:: EXTRACT PROVIDED ::
***
But attorneys on both sides of the insurance divide, along with a Florida law professor, said the suit stands little chance of succeeding on the constitutional issues. Previous court decisions have repeatedly held that insurance policies are contracts and insureds don’t have much say on the terms, explained West Palm Beach attorney Gina Clausen Lozier, who has represented policyholders.
Other court opinions have upheld arbitration requirements in insurance policies, said Ashlyn Capote, a New York insurance attorney. Last December, for example, the U.S. District Court for the Middle District of Florida, in Cypress Cove at Suntree Condominium Assn. v. Certain Underwriters at Lloyd’s London, dismissed a suit by the policyholder, upholding arbitration under the circumstances of the case.
“A state-sanctioned arbitration requirement is different from you and me deciding to go to arbitration,” Alper said.
In the Restoration Association suit, only on one argument is likely to succeed, said Robert Jarvis, who teaches constitutional law and contract law at Nova Southeastern University in Fort Lauderdale. The complaint points out that the two insurers’ policy filings were not notarized, which would have certified that they complied with the Florida Insurance Code.
“Assuming this fact is true, the case can (and should) be decided on that ground alone,” Jarvis said in an email Wednesday.
Courts generally avoid deciding constitutional issues until they have to, and Leon County Circuit Court Judge Angela Dempsey will probably do that here since she can decide the case on the notarization argument, Jarvis said. But at some point, the constitutional question may come up again, in Leon County or another court, he said.
On that angle, the case is likely to be dismissed. The arbitration endorsement did not violate state law, so the insurance commissioner’s approval of it did not violate the state constitution’s separation, Jarvis said.
“The Florida Supreme Court has made it clear that consumers can waive their economic rights so long as they do so knowingly,” the professor said.
The high court, in a case involving attorneys fees in medical malpractice claims, noted that economic rights can almost always be waived. The right to remain silent, under the Fifth Amendment to the U.S. Constitution, for example, is often waived.
***
:: RAW DATA ::
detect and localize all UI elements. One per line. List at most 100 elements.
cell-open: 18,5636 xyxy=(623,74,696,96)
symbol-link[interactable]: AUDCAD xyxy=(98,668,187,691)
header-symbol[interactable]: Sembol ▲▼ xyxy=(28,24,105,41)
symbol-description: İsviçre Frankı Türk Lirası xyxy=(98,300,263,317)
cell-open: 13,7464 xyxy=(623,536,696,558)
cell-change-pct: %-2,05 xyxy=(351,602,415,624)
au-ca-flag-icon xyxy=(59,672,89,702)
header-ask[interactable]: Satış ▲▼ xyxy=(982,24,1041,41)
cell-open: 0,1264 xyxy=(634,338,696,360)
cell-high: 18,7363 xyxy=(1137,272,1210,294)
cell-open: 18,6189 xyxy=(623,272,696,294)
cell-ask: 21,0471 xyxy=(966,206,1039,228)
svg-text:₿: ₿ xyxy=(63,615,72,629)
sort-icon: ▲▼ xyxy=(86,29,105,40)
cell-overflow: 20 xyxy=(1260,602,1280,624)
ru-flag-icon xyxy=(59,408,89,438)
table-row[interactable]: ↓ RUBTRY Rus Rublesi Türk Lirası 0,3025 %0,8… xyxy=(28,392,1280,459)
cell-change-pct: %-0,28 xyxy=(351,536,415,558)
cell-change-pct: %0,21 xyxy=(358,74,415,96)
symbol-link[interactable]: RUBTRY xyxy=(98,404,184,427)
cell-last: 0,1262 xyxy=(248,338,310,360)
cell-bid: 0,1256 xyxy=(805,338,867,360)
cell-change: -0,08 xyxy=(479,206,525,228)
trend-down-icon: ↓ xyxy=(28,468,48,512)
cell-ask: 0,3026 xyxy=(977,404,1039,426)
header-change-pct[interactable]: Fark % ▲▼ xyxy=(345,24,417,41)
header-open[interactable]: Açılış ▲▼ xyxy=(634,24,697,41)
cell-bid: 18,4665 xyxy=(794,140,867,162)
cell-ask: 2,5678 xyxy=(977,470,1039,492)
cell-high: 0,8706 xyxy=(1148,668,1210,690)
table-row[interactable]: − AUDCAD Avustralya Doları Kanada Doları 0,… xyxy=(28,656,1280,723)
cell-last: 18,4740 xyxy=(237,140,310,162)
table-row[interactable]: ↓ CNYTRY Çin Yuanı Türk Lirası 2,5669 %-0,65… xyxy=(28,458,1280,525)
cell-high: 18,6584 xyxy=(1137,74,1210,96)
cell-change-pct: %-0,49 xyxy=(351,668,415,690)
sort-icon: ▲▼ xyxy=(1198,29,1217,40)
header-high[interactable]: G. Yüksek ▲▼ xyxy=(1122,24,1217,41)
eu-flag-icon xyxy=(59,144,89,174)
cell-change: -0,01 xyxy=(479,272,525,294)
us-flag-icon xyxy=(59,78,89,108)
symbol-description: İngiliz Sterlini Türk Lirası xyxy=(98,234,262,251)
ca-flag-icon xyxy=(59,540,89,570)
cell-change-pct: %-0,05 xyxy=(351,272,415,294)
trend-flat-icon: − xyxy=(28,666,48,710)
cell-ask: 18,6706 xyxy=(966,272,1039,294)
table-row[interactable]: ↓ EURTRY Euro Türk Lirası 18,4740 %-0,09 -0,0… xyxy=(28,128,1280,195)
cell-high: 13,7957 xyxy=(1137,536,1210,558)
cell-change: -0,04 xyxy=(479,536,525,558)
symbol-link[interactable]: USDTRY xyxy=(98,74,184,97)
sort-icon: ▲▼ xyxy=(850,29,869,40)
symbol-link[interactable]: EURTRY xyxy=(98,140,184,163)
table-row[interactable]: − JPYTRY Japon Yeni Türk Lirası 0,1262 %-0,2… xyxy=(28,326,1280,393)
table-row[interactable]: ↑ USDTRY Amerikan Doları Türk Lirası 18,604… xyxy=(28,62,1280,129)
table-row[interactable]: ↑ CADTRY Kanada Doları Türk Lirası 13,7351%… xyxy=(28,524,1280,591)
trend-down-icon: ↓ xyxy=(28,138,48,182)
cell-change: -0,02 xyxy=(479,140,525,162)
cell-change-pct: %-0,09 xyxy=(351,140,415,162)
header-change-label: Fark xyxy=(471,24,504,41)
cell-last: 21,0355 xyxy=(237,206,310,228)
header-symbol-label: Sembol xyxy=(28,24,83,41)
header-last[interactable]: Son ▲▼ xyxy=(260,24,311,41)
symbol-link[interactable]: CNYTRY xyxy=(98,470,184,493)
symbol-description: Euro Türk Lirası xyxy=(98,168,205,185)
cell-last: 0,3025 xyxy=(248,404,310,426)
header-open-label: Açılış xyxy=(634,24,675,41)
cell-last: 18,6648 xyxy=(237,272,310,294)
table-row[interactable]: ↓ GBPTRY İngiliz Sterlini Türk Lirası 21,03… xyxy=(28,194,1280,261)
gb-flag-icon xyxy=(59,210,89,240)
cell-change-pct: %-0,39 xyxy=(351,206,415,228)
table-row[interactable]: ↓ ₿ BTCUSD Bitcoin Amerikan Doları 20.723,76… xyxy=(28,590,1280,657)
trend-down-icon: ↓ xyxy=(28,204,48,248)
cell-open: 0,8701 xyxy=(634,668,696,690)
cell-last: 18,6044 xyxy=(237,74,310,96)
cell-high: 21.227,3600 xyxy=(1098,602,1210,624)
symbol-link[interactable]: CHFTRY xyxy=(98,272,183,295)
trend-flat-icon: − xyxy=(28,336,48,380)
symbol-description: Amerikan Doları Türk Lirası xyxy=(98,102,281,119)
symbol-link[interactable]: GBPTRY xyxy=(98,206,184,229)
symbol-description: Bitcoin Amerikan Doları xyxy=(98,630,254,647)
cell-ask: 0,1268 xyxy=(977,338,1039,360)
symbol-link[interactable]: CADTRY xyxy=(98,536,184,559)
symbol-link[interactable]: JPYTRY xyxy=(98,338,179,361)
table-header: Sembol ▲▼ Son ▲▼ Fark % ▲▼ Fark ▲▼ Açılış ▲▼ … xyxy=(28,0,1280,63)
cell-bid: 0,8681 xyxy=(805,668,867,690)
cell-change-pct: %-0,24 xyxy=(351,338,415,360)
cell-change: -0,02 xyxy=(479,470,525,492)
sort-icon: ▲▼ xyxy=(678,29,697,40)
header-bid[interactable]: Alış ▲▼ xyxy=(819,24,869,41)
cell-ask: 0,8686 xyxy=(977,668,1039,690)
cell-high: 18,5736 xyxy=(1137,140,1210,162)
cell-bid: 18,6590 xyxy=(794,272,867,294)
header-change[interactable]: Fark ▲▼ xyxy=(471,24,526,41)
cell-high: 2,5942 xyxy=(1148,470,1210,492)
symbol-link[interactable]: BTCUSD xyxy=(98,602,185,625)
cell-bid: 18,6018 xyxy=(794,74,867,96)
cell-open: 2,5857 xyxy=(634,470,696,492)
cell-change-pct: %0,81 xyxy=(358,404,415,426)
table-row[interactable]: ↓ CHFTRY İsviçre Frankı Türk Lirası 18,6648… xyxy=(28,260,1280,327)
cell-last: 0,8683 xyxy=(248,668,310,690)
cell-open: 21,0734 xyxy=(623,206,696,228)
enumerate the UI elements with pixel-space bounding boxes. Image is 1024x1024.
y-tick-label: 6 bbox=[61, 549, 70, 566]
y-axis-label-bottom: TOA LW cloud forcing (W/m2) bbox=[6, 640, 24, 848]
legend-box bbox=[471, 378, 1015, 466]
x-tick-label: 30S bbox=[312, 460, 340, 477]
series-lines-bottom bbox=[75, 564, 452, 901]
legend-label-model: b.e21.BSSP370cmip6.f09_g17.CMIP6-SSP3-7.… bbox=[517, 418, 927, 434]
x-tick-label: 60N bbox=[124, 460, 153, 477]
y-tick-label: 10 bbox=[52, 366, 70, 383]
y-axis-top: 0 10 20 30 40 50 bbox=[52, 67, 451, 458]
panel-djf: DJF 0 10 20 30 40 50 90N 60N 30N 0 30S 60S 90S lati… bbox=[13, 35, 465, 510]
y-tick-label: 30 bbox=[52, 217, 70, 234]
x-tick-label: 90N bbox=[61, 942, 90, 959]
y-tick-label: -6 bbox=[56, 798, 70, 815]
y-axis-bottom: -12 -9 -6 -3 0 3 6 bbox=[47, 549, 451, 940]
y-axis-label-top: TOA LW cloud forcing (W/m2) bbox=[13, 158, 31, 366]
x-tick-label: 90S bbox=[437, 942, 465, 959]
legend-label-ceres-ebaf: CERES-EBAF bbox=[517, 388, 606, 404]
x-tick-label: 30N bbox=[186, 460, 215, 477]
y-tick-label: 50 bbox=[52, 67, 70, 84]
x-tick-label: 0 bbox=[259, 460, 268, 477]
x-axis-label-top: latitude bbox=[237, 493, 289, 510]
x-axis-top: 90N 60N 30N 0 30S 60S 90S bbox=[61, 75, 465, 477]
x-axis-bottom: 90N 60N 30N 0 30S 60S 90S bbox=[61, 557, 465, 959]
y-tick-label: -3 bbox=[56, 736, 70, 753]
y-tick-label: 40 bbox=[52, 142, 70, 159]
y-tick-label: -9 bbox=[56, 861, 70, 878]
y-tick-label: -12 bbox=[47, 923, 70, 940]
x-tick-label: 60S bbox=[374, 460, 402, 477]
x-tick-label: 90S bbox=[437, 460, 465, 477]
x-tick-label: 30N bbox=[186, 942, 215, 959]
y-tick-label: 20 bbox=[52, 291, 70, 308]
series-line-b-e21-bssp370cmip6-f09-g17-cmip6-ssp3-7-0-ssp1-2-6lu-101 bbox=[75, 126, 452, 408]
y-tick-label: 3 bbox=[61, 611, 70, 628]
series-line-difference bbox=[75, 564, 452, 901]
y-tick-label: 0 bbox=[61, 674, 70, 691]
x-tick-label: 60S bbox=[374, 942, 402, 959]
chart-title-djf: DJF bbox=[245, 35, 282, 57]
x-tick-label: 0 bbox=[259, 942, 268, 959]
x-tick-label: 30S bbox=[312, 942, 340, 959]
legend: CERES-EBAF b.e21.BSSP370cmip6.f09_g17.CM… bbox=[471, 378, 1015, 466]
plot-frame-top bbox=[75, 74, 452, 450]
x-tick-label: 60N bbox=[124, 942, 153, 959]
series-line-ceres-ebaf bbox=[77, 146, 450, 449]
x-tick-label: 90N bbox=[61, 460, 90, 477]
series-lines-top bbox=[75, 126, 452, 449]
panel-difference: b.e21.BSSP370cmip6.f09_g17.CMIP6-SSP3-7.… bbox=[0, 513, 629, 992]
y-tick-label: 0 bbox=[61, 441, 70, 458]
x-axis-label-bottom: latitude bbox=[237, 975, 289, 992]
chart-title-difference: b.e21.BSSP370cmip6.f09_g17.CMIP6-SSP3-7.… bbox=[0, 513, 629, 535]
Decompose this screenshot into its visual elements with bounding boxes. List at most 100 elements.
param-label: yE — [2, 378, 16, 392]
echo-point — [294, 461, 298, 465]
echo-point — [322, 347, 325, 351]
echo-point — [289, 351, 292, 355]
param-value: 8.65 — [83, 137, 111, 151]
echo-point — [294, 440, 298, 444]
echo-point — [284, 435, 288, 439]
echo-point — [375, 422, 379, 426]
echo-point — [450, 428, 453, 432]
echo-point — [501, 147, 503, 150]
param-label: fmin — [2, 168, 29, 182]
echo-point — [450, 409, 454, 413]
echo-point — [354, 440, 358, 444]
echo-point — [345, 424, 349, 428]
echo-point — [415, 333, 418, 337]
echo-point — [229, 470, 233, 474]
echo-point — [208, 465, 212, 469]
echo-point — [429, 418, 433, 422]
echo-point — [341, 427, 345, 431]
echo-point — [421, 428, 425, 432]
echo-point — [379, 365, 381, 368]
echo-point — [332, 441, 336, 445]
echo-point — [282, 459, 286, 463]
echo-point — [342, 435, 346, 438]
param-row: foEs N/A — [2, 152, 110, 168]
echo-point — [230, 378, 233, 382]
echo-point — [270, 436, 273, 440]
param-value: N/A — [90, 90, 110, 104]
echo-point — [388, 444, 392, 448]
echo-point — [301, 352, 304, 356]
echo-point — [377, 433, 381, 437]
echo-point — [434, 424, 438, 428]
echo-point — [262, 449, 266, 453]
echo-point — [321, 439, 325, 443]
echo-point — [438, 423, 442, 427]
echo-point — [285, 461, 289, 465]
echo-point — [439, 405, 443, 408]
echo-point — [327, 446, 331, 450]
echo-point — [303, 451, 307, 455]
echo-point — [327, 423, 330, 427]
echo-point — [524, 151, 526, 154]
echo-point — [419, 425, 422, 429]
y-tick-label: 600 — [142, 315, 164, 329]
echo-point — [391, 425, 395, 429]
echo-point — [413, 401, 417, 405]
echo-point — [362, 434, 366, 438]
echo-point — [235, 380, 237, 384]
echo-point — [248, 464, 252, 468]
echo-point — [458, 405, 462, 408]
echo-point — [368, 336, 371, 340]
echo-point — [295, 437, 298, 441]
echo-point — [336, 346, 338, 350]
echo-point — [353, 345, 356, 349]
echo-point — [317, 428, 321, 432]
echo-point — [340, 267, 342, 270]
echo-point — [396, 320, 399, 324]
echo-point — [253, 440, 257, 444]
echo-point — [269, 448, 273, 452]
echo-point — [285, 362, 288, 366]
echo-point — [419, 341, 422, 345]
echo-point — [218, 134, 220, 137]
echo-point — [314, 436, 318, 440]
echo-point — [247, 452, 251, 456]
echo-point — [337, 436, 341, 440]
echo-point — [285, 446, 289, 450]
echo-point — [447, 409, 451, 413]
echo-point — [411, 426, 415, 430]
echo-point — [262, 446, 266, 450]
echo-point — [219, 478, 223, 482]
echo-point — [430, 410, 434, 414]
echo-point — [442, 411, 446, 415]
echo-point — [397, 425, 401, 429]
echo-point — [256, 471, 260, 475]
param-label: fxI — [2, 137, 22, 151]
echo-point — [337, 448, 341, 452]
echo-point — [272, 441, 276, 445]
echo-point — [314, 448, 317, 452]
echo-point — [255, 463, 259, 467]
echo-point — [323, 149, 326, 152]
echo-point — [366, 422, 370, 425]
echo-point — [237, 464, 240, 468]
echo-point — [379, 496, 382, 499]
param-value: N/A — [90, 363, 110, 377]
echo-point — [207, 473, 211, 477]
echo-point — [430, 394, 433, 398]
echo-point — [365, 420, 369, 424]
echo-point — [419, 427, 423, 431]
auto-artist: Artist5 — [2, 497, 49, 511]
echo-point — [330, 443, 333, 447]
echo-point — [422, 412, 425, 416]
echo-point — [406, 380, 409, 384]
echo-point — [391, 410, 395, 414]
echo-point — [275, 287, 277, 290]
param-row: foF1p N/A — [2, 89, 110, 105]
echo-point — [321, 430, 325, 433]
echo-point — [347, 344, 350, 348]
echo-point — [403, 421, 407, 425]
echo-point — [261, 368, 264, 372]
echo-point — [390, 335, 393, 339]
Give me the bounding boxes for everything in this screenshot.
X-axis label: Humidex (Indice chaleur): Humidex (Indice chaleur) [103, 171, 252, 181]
***
:: WHAT TO WORK ON ::
1 – List every person named in the article about the insurance arbitration lawsuit.
2 – Answer these questions using the article about the insurance arbitration lawsuit:
(a) At which university does Robert Jarvis teach?
(b) Which court dismissed the suit in Cypress Cove at Suntree Condominium Assn. v. Certain Underwriters at Lloyd's London?
(c) Which right is given as an example of one that is often waived?
3 – Write the next part of the article about the insurance arbitration lawsuit, picking up after its final sentence.
Completing the tasks requires nothing from the records.

:: OUTPUTS FOR THE TASKS ::
1 – Gina Clausen Lozier, Ashlyn Capote, Alper, Robert Jarvis, Angela Dempsey

2 –
(a) Nova Southeastern University in Fort Lauderdale
(b) The U.S. District Court for the Middle District of Florida
(c) The right to remain silent under the Fifth Amendment to the U.S. Constitution

3 –
“Given this language, I tell my students when I teach Article 1, Section 26 (of the Florida Constitution) that one would have to look very hard to find an economic right that cannot be bargained away,” Jarvis explained. “A person could not agree to become a slave, because slavery is against Florida’s public policy, but that’s how extreme things would have to be for a public policy argument to succeed. Clearly, choosing to pay a lower premium for reduced insurance coverage is not extreme enough—not even close.”
On the question of confusion to the policyholder, the law professor suggested that a judge may find that the policy language could be clearer, but so could lots of wording in the English language. A plaintiff could still argue that they did not fully understand the arbitration clause, but American Integrity may be betting that few consumers will be able to show that didn’t know what they were signing.
Of course, the Legislature at its special session next week could render the lawsuit moot by approving statutory changes that allow more arbitration requirements in insurance policies. Sources have said that is one key issue that Senate lawmakers and Gov. Ron DeSantis are considering.
American Integrity and Heritage may have strong answers to the the lawsuit complaint, Laura Pearce of the Florida Association of Insurance Agents wrote in a blog Thursday.
“However, I also can’t help but wonder if this lawsuit might prompt the Legislature, during the special session, to further consider the issues raised in the lawsuit and to craft legislation to clarify that these policy changes are options that should be provided to consumers to help reduce property insurance premiums,” she wrote.